**Source:**
********

Commissariat : Jérôme Neutres & Jérôme Ghesquière



Figure incontournable de la photographie contemporaine japonaise, Nobuyoshi Araki est connu mondialement pour ses photographies de femmes ligotées selon les règles ancestrales du Kinbaku – l’art du bondage japonais – pratique qui puise ses origines au XVe siècle. Cette exposition retrace cinquante années de son travail en plus de 400 photographies et compte parmi les plus importantes consacrées à Araki en France.

Un choix très important est extrait de milliers de photographies que l’artiste a réalisées de 1965 à 2016, depuis l’une de ses séries les plus anciennes intitulée Théâtre de l’amour en 1965 jusqu’à des oeuvres inédites, dont sa dernière création de 2015 réalisée spécifiquement pour le musée sous le titre Tokyo Tombeau. Après une première découverte de la presque totalité des livres conçus par Araki suivie d’une introduction aux grandes thématiques de son oeuvre – les fleurs, la photographie comme récit autobiographique, sa relation avec son épouse Yoko, l’érotisme, le désir, mais aussi l’évocation de la mort – l’exposition évoque son studio, laboratoire d’idées. Véritable journal intime d’un grand plasticien de la photographie pour qui « photographier est avant tout une façon d’exister », l’exposition se déploie selon un parcours thématique, depuis les séries consacrées aux fleurs, la scène de Tokyo, ou encore le Voyage sentimental, illustration de son voyage de noce en 1971, suivie du Voyage en hiver en 1990, année du décès de son épouse.

À mi parcours de l’exposition, le visiteur s’introduit dans l’atelier d’Araki et découvre la démesure de sa production photographique, mise en regard d’oeuvres issues des collections du MNAAG : estampes, photographies et livres anciens, illustrant les liens que l’artiste a entretenus avec la permanence d’une inspiration japonaise. Empreint de poésie et de recherche plastique, l’oeuvre d’Araki repose également sur une expérimentation incessante. Ainsi les codes et stéréotypes du médium sont revisités par l’artiste qui intervient sur ses propres négatifs ou recouvre parfois ses images de calligraphies ou de peinture, dans un geste audacieux, souvent teinté d’humour.

Conçue à partir d’oeuvres provenant de collections privées et publiques (Tokyo, New York, Paris…), complétée des archives de l’artiste, cette exposition donne à voir et à comprendre l’enracinement de l’art d’Araki dans la culture traditionnelle japonaise.

********

**Consignes:**
[1] Reproduisez fidèlement le passage du texte sur l'exposition Araki, de « À mi parcours » jusqu'à « souvent teinté d’humour. ».
[2] Renvoyez telles quelles les lignes des enregistrements, de celle qui contient « Patent image size: (1084, 1449). » jusqu'à celle qui contient « In FIG. 6B, the tubular », ces deux lignes comprises.

**Listes de localisation des éléments:**
********

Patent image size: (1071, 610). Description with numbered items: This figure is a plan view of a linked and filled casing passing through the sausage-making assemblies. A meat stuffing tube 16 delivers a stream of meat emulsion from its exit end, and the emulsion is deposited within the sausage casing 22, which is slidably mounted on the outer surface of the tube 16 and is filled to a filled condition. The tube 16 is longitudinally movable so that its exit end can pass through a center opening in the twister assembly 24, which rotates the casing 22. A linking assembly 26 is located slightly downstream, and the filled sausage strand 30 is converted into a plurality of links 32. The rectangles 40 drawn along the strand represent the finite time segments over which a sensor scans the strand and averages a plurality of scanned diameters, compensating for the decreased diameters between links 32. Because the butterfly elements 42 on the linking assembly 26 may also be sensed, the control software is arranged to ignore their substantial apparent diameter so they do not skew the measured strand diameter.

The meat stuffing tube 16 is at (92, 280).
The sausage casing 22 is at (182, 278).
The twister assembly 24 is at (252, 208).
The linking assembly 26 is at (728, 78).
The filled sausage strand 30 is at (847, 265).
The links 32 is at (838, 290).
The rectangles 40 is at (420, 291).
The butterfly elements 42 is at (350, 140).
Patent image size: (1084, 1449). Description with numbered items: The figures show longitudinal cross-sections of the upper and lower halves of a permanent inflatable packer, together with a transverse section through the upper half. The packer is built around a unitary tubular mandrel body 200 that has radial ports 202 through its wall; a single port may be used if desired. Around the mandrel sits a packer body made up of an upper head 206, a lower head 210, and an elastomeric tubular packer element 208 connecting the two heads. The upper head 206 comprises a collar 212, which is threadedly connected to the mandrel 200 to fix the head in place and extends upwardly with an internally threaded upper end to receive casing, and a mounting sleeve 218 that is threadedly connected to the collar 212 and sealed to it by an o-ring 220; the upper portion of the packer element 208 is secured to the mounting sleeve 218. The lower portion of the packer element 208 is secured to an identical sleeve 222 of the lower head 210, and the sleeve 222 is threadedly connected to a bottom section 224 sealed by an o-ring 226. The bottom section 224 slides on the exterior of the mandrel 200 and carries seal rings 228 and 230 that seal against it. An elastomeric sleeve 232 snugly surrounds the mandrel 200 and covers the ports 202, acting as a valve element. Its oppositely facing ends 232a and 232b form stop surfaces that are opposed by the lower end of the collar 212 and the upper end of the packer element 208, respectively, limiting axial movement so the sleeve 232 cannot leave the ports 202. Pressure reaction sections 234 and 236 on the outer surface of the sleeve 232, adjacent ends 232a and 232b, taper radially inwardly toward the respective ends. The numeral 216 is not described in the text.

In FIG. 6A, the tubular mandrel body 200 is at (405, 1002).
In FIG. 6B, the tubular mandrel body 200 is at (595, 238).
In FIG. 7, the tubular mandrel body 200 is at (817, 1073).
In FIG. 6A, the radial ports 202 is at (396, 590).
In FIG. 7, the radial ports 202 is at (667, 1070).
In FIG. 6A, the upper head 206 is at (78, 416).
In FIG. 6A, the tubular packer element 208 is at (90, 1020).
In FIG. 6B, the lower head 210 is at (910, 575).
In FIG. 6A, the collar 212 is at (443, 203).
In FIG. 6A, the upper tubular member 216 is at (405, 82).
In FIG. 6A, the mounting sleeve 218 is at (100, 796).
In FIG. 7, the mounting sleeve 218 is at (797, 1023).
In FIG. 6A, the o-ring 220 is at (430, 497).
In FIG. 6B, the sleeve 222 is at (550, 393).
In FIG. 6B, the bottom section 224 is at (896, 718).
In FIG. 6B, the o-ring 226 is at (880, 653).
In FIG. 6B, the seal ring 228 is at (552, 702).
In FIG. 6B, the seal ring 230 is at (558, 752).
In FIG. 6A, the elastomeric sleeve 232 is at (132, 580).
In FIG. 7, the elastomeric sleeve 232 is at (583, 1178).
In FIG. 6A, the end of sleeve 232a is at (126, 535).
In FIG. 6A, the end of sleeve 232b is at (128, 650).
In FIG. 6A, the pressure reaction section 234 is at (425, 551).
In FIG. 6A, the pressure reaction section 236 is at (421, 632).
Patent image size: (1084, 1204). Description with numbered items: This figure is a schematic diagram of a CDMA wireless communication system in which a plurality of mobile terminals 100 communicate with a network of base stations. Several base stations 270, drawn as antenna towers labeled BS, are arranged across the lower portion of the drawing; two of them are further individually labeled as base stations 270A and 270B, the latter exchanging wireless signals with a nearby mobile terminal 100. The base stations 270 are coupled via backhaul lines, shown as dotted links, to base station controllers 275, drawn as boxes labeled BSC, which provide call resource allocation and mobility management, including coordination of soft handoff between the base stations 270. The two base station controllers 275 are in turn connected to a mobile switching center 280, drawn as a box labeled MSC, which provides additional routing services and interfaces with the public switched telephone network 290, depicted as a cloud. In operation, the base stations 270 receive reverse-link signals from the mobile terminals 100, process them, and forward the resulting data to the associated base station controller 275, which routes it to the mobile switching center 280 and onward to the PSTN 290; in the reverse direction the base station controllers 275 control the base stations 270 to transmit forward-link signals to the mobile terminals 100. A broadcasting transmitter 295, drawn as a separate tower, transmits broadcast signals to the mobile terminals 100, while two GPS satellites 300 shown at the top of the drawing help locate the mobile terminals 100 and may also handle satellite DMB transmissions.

********

**Réponses dans l'ordre:**
[1]
À mi parcours de l’exposition, le visiteur s’introduit dans l’atelier d’Araki et découvre la démesure de sa production photographique, mise en regard d’oeuvres issues des collections du MNAAG : estampes, photographies et livres anciens, illustrant les liens que l’artiste a entretenus avec la permanence d’une inspiration japonaise. Empreint de poésie et de recherche plastique, l’oeuvre d’Araki repose également sur une expérimentation incessante. Ainsi les codes et stéréotypes du médium sont revisités par l’artiste qui intervient sur ses propres négatifs ou recouvre parfois ses images de calligraphies ou de peinture, dans un geste audacieux, souvent teinté d’humour.

[2]
Patent image size: (1084, 1449). Description with numbered items: The figures show longitudinal cross-sections of the upper and lower halves of a permanent inflatable packer, together with a transverse section through the upper half. The packer is built around a unitary tubular mandrel body 200 that has radial ports 202 through its wall; a single port may be used if desired. Around the mandrel sits a packer body made up of an upper head 206, a lower head 210, and an elastomeric tubular packer element 208 connecting the two heads. The upper head 206 comprises a collar 212, which is threadedly connected to the mandrel 200 to fix the head in place and extends upwardly with an internally threaded upper end to receive casing, and a mounting sleeve 218 that is threadedly connected to the collar 212 and sealed to it by an o-ring 220; the upper portion of the packer element 208 is secured to the mounting sleeve 218. The lower portion of the packer element 208 is secured to an identical sleeve 222 of the lower head 210, and the sleeve 222 is threadedly connected to a bottom section 224 sealed by an o-ring 226. The bottom section 224 slides on the exterior of the mandrel 200 and carries seal rings 228 and 230 that seal against it. An elastomeric sleeve 232 snugly surrounds the mandrel 200 and covers the ports 202, acting as a valve element. Its oppositely facing ends 232a and 232b form stop surfaces that are opposed by the lower end of the collar 212 and the upper end of the packer element 208, respectively, limiting axial movement so the sleeve 232 cannot leave the ports 202. Pressure reaction sections 234 and 236 on the outer surface of the sleeve 232, adjacent ends 232a and 232b, taper radially inwardly toward the respective ends. The numeral 216 is not described in the text.

In FIG. 6A, the tubular mandrel body 200 is at (405, 1002).
In FIG. 6B, the tubular mandrel body 200 is at (595, 238).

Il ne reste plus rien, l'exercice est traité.